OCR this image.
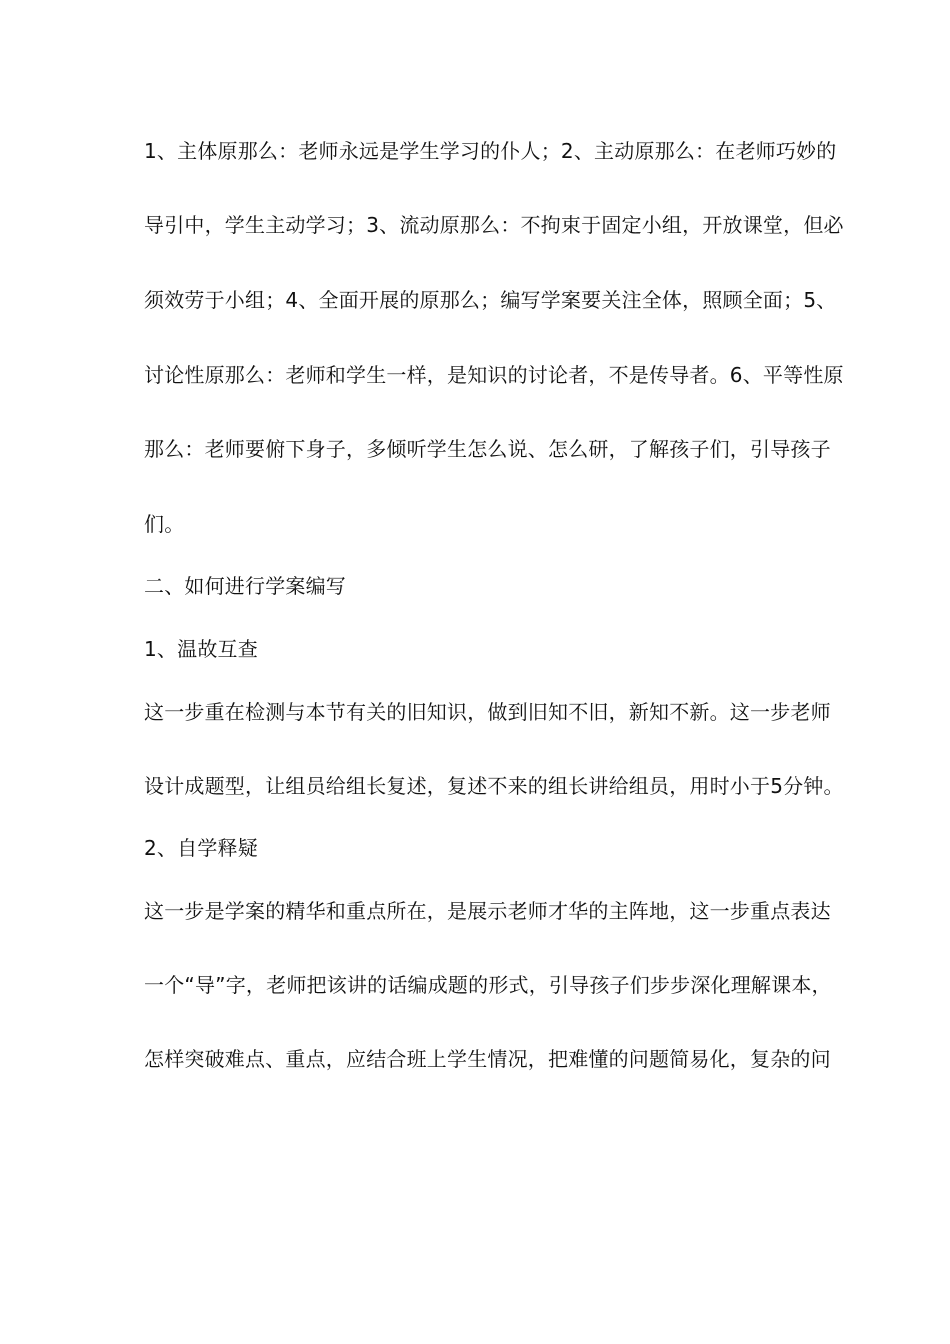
1、主体原那么：老师永远是学生学习的仆人；2、主动原那么：在老师巧妙的
导引中，学生主动学习；3、流动原那么：不拘束于固定小组，开放课堂，但必
须效劳于小组；4、全面开展的原那么；编写学案要关注全体，照顾全面；5、
讨论性原那么：老师和学生一样，是知识的讨论者，不是传导者。6、平等性原
那么：老师要俯下身子，多倾听学生怎么说、怎么研，了解孩子们，引导孩子
们。
二、如何进行学案编写
1、温故互查
这一步重在检测与本节有关的旧知识，做到旧知不旧，新知不新。这一步老师
设计成题型，让组员给组长复述，复述不来的组长讲给组员，用时小于5分钟。
2、自学释疑
这一步是学案的精华和重点所在，是展示老师才华的主阵地，这一步重点表达
一个“导”字，老师把该讲的话编成题的形式，引导孩子们步步深化理解课本，
怎样突破难点、重点，应结合班上学生情况，把难懂的问题简易化，复杂的问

● ● ●

◆ DIRECTIONS ◆
Reproduce every entry word for word, but skip any pictures.

◆ SOLUTION FOR THIS PROBLEM ◆
OCR this image.
1、主体原那么：老师永远是学生学习的仆人；2、主动原那么：在老师巧妙的
导引中，学生主动学习；3、流动原那么：不拘束于固定小组，开放课堂，但必
须效劳于小组；4、全面开展的原那么；编写学案要关注全体，照顾全面；5、
讨论性原那么：老师和学生一样，是知识的讨论者，不是传导者。6、平等性原
那么：老师要俯下身子，多倾听学生怎么说、怎么研，了解孩子们，引导孩子
们。
二、如何进行学案编写
1、温故互查
这一步重在检测与本节有关的旧知识，做到旧知不旧，新知不新。这一步老师
设计成题型，让组员给组长复述，复述不来的组长讲给组员，用时小于5分钟。
2、自学释疑
这一步是学案的精华和重点所在，是展示老师才华的主阵地，这一步重点表达
一个“导”字，老师把该讲的话编成题的形式，引导孩子们步步深化理解课本，
怎样突破难点、重点，应结合班上学生情况，把难懂的问题简易化，复杂的问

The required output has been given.